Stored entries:
==========
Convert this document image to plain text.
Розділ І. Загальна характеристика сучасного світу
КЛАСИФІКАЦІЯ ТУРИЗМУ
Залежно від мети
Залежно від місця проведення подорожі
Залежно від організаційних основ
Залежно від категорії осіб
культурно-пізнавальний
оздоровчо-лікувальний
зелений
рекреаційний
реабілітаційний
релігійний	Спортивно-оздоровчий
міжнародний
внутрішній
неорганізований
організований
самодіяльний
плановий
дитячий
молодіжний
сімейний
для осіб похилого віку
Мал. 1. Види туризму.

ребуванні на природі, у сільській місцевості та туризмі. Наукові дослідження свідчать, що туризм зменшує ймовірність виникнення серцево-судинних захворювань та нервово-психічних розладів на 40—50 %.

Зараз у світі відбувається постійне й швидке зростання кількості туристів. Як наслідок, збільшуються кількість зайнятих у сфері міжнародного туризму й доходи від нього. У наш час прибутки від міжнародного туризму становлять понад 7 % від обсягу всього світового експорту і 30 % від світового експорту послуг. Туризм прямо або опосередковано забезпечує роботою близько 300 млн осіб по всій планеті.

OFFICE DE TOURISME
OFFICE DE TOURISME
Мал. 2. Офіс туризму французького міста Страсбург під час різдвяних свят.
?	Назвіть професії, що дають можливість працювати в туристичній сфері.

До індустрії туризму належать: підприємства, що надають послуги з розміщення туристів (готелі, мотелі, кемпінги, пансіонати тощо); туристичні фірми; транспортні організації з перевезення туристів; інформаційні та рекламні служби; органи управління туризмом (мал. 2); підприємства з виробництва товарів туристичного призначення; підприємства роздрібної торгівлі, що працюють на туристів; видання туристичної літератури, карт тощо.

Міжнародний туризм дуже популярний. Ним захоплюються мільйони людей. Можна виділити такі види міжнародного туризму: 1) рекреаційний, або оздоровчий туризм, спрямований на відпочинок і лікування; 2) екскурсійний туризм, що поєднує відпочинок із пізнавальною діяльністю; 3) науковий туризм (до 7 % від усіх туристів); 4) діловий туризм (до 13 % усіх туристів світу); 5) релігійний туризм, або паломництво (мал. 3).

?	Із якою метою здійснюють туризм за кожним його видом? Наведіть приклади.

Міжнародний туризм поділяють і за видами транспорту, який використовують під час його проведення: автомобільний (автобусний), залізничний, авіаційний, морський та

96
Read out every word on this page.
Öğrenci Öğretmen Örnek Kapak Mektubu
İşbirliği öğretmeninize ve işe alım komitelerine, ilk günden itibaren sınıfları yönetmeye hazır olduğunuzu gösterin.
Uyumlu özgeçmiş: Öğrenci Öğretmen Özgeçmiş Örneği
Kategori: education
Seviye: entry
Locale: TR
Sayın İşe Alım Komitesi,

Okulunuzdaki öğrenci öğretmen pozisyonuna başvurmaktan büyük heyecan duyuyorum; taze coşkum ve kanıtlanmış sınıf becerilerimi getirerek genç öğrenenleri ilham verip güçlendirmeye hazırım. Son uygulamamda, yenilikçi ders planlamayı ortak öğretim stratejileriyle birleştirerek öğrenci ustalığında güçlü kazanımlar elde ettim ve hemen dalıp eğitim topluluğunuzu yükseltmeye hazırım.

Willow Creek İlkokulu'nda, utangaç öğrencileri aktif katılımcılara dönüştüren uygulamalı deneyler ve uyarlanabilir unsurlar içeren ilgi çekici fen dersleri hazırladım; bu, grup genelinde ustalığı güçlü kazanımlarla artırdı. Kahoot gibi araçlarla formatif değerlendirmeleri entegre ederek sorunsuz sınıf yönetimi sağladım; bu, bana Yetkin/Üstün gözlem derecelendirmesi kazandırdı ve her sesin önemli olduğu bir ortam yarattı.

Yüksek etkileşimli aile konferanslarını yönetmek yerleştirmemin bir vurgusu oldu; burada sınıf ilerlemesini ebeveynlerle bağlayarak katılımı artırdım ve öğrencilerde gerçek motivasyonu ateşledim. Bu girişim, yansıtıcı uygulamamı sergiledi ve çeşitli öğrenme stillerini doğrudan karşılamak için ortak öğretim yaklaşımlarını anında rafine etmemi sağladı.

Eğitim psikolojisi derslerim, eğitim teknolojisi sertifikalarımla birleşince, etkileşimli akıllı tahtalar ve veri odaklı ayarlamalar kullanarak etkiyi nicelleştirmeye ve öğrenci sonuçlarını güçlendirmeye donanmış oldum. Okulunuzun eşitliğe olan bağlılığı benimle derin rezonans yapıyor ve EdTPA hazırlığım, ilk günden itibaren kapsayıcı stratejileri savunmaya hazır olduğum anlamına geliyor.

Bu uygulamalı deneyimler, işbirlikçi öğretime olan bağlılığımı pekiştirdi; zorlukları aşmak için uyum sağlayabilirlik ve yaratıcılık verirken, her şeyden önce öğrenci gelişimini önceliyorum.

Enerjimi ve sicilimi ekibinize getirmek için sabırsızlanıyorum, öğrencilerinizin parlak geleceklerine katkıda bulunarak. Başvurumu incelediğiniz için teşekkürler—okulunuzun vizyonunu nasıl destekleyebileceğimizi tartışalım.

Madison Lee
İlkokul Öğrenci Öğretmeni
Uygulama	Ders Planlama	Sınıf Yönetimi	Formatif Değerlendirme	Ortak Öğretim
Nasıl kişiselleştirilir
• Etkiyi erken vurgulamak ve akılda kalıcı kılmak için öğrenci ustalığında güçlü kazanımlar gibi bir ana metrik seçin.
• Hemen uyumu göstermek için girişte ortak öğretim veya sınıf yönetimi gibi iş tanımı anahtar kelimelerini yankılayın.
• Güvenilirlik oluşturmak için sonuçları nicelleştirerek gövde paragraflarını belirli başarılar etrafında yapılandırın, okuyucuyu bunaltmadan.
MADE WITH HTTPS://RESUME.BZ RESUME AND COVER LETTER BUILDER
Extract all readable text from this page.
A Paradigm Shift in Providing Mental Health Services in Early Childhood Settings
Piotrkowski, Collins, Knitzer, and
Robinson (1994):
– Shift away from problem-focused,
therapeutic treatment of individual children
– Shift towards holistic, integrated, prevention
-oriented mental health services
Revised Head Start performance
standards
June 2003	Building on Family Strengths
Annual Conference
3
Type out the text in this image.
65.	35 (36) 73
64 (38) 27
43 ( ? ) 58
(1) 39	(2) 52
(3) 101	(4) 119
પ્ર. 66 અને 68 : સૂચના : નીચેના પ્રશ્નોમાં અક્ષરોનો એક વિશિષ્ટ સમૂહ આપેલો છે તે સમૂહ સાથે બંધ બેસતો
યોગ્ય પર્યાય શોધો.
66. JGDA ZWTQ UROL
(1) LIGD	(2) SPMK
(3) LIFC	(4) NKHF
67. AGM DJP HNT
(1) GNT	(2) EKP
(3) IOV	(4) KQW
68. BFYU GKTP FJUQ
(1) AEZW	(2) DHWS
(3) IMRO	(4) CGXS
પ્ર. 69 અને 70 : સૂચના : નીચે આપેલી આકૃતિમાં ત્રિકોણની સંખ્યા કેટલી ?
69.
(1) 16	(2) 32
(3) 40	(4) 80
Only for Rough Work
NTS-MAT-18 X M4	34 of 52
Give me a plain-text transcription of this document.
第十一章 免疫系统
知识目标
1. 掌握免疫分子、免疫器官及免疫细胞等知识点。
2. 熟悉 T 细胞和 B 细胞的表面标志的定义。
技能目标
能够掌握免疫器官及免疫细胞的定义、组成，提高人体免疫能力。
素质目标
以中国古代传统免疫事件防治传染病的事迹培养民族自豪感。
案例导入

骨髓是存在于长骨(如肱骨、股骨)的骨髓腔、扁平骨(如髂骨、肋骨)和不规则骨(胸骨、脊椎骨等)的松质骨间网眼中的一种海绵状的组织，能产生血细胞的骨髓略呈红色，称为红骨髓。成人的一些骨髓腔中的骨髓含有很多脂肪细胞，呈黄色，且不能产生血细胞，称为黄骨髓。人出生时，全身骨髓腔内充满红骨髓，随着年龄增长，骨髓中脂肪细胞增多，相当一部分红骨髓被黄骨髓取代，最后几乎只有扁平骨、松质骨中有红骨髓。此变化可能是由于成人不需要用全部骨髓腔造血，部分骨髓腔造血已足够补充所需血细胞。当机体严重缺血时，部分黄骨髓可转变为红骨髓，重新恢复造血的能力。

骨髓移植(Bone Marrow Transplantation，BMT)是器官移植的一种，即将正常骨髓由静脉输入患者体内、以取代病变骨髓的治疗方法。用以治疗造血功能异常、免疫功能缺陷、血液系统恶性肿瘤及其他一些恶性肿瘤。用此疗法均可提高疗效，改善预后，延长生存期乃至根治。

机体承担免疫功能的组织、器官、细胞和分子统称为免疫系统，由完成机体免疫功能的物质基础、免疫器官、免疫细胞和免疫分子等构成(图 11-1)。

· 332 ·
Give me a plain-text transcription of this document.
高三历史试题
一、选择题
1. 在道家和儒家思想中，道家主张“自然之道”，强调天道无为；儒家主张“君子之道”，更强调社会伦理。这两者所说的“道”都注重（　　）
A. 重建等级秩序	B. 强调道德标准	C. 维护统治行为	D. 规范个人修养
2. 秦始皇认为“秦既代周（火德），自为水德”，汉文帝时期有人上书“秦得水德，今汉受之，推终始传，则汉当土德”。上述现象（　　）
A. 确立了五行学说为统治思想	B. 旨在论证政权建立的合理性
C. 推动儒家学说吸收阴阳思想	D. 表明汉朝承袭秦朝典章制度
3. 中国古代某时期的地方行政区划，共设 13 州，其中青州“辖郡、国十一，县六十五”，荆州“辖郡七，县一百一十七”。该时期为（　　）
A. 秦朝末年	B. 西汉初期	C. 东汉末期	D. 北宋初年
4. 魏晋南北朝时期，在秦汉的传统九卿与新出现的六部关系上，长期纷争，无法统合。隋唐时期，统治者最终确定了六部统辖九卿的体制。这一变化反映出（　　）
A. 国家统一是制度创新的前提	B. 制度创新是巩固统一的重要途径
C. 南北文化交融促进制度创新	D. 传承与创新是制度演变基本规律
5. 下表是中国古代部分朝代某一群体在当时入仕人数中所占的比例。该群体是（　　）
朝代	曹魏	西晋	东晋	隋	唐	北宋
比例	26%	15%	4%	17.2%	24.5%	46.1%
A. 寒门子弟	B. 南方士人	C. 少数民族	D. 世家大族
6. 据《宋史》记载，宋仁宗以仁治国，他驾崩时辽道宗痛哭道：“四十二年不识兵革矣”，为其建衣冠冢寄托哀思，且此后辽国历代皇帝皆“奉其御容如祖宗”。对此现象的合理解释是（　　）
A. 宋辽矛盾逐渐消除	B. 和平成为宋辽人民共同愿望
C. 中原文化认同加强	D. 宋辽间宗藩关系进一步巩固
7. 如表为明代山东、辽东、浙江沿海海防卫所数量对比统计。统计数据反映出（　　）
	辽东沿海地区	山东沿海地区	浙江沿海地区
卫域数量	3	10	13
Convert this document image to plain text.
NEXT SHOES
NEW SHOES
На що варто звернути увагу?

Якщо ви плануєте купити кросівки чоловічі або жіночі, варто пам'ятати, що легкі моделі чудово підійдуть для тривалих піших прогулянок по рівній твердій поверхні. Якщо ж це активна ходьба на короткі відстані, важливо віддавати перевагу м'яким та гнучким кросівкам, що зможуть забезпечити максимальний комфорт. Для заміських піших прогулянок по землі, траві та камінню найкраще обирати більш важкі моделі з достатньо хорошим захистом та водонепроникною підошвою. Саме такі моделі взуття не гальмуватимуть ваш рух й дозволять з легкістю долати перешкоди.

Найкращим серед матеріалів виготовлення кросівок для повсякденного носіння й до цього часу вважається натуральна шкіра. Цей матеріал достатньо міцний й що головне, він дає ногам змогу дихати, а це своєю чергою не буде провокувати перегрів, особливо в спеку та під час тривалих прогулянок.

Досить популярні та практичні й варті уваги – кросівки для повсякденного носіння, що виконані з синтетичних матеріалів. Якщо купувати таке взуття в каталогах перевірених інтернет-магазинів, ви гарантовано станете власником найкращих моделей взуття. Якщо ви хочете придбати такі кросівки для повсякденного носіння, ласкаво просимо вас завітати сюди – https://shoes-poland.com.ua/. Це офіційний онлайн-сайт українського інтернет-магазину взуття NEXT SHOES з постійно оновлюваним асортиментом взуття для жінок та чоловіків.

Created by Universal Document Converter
==========
What the exercise asks: Give every line of the material that includes the string "оздоровчий".

Task solution:
релігійний	Спортивно-оздоровчий
Міжнародний туризм дуже популярний. Ним захоплюються мільйони людей. Можна виділити такі види міжнародного туризму: 1) рекреаційний, або оздоровчий туризм, спрямований на відпочинок і лікування; 2) екскурсійний туризм, що поєднує відпочинок із пізнавальною діяльністю; 3) науковий туризм (до 7 % від усіх туристів); 4) діловий туризм (до 13 % усіх туристів світу); 5) релігійний туризм, або паломництво (мал. 3).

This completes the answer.